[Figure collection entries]
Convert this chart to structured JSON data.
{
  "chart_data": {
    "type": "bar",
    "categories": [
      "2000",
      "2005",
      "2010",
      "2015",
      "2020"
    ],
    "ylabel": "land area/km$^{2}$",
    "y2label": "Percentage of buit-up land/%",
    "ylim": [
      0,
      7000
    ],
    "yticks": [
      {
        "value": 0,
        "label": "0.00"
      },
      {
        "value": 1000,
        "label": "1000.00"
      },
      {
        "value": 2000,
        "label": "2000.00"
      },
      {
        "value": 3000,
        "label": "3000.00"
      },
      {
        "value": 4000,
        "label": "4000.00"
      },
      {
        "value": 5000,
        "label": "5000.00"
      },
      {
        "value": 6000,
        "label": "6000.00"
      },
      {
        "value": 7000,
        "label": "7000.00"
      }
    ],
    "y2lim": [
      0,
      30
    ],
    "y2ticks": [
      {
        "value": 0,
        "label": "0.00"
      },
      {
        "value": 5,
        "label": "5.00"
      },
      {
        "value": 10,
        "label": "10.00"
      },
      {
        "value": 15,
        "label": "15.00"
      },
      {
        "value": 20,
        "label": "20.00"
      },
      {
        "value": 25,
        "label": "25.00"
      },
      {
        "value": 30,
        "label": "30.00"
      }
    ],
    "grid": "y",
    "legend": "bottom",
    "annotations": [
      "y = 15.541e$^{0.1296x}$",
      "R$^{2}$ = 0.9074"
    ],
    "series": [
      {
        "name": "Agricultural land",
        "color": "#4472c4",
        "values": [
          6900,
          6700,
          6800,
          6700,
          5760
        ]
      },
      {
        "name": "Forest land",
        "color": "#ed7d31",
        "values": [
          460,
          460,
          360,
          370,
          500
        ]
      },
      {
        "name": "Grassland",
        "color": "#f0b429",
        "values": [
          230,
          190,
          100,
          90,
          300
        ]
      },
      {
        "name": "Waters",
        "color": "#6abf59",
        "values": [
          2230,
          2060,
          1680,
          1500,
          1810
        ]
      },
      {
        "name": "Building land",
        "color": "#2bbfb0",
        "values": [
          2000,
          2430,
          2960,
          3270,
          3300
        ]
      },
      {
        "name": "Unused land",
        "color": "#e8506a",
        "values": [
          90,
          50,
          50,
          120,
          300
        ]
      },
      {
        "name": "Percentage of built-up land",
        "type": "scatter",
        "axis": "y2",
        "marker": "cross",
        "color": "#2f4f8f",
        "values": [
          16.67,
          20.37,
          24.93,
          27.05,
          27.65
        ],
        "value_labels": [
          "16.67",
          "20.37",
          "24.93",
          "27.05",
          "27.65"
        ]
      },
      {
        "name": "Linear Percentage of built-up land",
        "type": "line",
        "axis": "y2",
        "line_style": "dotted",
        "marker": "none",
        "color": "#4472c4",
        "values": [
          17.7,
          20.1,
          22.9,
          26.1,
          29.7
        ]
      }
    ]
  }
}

Exercise directions
Extract the data in full. Keep it word for word.

Task output
Convert this chart to structured JSON data.
{
  "chart_data": {
    "type": "bar",
    "categories": [
      "2000",
      "2005",
      "2010",
      "2015",
      "2020"
    ],
    "ylabel": "land area/km$^{2}$",
    "y2label": "Percentage of buit-up land/%",
    "ylim": [
      0,
      7000
    ],
    "yticks": [
      {
        "value": 0,
        "label": "0.00"
      },
      {
        "value": 1000,
        "label": "1000.00"
      },
      {
        "value": 2000,
        "label": "2000.00"
      },
      {
        "value": 3000,
        "label": "3000.00"
      },
      {
        "value": 4000,
        "label": "4000.00"
      },
      {
        "value": 5000,
        "label": "5000.00"
      },
      {
        "value": 6000,
        "label": "6000.00"
      },
      {
        "value": 7000,
        "label": "7000.00"
      }
    ],
    "y2lim": [
      0,
      30
    ],
    "y2ticks": [
      {
        "value": 0,
        "label": "0.00"
      },
      {
        "value": 5,
        "label": "5.00"
      },
      {
        "value": 10,
        "label": "10.00"
      },
      {
        "value": 15,
        "label": "15.00"
      },
      {
        "value": 20,
        "label": "20.00"
      },
      {
        "value": 25,
        "label": "25.00"
      },
      {
        "value": 30,
        "label": "30.00"
      }
    ],
    "grid": "y",
    "legend": "bottom",
    "annotations": [
      "y = 15.541e$^{0.1296x}$",
      "R$^{2}$ = 0.9074"
    ],
    "series": [
      {
        "name": "Agricultural land",
        "color": "#4472c4",
        "values": [
          6900,
          6700,
          6800,
          6700,
          5760
        ]
      },
      {
        "name": "Forest land",
        "color": "#ed7d31",
        "values": [
          460,
          460,
          360,
          370,
          500
        ]
      },
      {
        "name": "Grassland",
        "color": "#f0b429",
        "values": [
          230,
          190,
          100,
          90,
          300
        ]
      },
      {
        "name": "Waters",
        "color": "#6abf59",
        "values": [
          2230,
          2060,
          1680,
          1500,
          1810
        ]
      },
      {
        "name": "Building land",
        "color": "#2bbfb0",
        "values": [
          2000,
          2430,
          2960,
          3270,
          3300
        ]
      },
      {
        "name": "Unused land",
        "color": "#e8506a",
        "values": [
          90,
          50,
          50,
          120,
          300
        ]
      },
      {
        "name": "Percentage of built-up land",
        "type": "scatter",
        "axis": "y2",
        "marker": "cross",
        "color": "#2f4f8f",
        "values": [
          16.67,
          20.37,
          24.93,
          27.05,
          27.65
        ],
        "value_labels": [
          "16.67",
          "20.37",
          "24.93",
          "27.05",
          "27.65"
        ]
      },
      {
        "name": "Linear Percentage of built-up land",
        "type": "line",
        "axis": "y2",
        "line_style": "dotted",
        "marker": "none",
        "color": "#4472c4",
        "values": [
          17.7,
          20.1,
          22.9,
          26.1,
          29.7
        ]
      }
    ]
  }
}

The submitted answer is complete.